**Problem to solve**
Filter the records below and copy every line containing the word "panel".

**Rows**
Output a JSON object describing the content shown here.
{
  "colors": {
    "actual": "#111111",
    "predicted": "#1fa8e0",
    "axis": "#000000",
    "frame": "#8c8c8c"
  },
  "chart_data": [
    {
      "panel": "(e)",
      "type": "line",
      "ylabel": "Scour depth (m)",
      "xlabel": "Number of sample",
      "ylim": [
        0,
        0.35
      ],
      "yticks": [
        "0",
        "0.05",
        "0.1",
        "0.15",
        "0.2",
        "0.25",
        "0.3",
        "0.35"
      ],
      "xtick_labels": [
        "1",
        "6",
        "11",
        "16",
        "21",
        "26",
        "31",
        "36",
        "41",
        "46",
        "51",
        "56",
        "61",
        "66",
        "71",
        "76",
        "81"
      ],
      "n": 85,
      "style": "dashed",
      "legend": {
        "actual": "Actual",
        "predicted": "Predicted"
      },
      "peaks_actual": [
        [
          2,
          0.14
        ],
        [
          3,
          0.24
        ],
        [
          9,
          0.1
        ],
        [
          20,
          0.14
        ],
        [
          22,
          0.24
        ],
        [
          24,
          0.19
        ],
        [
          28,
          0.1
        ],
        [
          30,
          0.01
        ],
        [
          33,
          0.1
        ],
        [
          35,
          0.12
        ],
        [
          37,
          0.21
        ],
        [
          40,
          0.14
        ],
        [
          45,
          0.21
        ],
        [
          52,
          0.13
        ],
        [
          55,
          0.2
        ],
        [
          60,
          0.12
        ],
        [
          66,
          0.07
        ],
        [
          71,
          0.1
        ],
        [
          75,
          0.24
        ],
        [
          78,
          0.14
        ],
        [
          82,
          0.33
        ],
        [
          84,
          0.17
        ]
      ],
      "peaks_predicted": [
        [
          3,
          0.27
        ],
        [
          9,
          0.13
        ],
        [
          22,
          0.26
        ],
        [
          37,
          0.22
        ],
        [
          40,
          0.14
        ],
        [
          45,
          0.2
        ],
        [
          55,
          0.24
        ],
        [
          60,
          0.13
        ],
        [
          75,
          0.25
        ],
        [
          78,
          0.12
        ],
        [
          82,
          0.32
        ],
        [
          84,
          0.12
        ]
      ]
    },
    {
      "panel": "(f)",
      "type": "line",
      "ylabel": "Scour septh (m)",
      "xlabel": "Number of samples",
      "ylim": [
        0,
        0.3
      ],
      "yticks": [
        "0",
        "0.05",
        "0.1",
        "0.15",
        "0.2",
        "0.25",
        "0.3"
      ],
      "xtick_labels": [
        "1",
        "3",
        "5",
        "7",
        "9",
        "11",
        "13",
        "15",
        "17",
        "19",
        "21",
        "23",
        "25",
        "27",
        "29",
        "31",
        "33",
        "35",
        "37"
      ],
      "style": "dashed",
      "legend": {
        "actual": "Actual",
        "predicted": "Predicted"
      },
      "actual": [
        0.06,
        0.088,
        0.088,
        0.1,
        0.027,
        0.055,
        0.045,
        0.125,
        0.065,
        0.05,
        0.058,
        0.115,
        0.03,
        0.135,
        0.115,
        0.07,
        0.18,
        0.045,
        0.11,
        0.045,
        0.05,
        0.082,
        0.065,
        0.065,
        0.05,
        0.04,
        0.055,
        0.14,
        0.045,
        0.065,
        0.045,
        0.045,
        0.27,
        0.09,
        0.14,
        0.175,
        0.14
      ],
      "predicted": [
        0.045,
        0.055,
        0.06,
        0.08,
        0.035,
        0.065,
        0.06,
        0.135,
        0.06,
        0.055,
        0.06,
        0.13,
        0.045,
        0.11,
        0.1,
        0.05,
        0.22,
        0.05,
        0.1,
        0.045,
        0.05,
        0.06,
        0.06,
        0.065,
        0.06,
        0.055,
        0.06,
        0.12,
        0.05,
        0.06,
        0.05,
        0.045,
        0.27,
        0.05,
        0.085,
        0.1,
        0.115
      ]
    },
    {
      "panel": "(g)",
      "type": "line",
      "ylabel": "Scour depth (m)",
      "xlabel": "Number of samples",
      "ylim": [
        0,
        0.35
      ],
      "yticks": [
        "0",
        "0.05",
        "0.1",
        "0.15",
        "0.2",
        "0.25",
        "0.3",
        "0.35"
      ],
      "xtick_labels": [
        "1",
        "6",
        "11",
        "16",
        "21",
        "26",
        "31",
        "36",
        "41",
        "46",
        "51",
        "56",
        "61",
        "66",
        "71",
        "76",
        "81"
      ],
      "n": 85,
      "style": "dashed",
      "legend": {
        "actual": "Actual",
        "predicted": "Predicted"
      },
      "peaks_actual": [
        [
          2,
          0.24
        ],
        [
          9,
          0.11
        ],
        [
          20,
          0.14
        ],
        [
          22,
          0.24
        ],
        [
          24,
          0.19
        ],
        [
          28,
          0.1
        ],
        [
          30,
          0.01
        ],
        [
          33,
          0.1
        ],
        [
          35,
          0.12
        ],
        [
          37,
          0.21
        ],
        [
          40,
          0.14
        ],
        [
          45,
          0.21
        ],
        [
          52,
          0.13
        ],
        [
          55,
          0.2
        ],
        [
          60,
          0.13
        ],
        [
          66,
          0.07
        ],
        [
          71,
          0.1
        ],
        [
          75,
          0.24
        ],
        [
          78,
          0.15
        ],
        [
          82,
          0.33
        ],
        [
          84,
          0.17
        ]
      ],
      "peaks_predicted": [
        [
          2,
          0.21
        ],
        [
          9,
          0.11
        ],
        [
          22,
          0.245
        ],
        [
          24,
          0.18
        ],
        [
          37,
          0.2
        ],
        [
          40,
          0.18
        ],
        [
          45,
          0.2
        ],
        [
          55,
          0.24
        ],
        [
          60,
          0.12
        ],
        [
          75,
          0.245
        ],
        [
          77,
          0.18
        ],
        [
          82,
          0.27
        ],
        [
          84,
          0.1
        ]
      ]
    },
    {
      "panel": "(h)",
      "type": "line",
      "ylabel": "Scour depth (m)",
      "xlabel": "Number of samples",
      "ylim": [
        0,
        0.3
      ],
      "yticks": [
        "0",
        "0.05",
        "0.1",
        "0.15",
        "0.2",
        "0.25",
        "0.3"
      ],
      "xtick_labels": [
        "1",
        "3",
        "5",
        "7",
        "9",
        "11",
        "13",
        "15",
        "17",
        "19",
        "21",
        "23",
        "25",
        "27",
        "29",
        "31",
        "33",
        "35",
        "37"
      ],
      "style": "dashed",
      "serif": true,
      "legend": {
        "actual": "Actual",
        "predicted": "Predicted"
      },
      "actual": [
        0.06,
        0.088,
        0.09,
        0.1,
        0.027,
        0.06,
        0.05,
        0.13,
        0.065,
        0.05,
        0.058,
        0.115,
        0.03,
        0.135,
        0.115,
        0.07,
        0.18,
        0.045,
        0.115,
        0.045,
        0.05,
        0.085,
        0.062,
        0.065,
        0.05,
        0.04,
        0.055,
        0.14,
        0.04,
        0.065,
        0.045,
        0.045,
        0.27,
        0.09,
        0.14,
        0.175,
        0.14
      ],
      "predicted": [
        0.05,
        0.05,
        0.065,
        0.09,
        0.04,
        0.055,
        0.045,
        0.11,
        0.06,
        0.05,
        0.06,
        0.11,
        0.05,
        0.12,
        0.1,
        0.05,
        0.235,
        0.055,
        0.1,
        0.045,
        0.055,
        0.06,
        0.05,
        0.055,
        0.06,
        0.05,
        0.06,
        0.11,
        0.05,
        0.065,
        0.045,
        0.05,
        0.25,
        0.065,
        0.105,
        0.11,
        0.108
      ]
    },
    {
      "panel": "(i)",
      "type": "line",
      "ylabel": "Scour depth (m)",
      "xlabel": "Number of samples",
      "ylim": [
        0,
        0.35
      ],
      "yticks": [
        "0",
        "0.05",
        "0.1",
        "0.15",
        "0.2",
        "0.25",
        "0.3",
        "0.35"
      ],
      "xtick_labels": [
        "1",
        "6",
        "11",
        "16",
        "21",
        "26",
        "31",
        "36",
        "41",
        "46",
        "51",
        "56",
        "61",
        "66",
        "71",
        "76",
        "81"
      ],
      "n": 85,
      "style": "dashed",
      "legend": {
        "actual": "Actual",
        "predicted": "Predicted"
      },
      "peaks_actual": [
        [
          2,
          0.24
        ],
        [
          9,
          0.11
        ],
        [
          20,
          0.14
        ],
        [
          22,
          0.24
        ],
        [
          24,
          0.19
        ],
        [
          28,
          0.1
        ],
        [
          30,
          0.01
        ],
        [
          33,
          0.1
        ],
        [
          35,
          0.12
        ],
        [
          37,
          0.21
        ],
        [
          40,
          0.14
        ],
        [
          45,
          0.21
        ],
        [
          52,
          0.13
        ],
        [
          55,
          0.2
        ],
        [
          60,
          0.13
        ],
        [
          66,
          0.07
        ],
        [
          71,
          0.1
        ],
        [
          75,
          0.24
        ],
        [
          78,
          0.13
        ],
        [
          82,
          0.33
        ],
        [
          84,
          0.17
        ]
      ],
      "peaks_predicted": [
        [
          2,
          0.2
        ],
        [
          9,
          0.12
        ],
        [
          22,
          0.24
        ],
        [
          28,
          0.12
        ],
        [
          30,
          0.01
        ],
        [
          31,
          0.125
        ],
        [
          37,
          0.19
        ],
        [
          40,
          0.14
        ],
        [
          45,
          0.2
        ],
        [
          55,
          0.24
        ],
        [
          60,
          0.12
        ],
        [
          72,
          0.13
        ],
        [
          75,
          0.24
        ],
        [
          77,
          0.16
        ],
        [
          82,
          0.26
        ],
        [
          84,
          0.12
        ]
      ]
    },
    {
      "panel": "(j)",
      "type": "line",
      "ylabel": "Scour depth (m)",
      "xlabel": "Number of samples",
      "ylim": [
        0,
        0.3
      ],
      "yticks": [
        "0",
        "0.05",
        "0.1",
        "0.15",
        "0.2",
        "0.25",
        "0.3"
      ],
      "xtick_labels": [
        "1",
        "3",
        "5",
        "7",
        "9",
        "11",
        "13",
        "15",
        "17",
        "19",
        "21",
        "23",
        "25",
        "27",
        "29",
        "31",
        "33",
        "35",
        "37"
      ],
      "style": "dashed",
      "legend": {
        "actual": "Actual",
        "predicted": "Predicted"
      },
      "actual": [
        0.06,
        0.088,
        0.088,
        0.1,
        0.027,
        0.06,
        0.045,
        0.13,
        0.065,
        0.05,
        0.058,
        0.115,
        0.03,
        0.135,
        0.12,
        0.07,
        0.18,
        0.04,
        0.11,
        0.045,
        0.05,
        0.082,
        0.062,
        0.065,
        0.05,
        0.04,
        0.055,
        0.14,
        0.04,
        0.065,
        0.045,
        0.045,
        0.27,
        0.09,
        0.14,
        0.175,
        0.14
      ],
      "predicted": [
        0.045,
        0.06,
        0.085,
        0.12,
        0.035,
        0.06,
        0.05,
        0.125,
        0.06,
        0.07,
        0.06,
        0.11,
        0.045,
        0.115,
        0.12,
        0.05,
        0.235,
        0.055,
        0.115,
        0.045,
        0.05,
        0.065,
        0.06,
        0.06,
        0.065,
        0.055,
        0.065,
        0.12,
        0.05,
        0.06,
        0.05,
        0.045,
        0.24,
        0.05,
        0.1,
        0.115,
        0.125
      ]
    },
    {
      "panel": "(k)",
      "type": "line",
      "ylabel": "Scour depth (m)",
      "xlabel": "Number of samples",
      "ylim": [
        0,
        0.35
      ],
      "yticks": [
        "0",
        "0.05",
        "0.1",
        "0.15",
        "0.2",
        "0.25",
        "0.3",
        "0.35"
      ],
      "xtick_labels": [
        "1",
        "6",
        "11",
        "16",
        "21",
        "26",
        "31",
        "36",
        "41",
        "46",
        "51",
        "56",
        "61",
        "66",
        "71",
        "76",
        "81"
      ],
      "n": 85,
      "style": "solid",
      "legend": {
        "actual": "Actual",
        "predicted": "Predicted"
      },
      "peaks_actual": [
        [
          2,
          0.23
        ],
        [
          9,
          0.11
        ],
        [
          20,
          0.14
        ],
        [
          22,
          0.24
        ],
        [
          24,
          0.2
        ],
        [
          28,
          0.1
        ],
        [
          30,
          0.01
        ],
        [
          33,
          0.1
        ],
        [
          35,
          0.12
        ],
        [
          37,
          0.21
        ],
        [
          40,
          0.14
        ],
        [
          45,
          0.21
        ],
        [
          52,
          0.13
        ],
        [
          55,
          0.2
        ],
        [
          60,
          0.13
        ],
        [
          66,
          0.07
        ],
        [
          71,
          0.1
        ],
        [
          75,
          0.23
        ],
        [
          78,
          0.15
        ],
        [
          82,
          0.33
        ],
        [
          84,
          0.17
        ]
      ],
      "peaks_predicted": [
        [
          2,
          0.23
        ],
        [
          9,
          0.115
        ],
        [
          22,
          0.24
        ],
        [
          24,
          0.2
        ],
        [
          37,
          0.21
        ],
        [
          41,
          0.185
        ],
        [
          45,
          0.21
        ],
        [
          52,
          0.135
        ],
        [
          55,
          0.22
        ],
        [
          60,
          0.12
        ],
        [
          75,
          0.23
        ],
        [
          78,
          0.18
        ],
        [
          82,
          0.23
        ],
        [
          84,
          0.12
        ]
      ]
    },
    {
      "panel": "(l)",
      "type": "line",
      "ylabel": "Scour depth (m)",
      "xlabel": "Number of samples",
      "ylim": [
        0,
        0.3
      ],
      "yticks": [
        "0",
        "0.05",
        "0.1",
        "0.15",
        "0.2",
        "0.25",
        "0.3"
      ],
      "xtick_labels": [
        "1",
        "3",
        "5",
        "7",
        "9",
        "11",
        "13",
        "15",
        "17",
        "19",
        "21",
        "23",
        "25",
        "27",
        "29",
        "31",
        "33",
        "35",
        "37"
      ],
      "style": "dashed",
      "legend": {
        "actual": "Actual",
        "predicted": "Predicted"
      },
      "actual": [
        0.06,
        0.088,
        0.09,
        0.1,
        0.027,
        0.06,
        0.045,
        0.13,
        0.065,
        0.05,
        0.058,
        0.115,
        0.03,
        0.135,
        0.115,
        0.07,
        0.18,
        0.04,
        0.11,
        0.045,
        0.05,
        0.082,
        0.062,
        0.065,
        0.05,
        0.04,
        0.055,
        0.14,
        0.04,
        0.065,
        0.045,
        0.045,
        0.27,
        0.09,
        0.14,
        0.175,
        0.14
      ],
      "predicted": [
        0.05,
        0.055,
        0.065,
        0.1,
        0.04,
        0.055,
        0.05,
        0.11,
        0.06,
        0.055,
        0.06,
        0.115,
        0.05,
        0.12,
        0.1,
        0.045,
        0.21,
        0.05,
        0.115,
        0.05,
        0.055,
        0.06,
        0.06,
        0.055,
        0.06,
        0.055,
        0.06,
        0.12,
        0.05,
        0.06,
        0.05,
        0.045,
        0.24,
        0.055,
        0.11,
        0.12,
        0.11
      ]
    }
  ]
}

**Exercise output**
      "panel": "(e)",
      "panel": "(f)",
      "panel": "(g)",
      "panel": "(h)",
      "panel": "(i)",
      "panel": "(j)",
      "panel": "(k)",
      "panel": "(l)",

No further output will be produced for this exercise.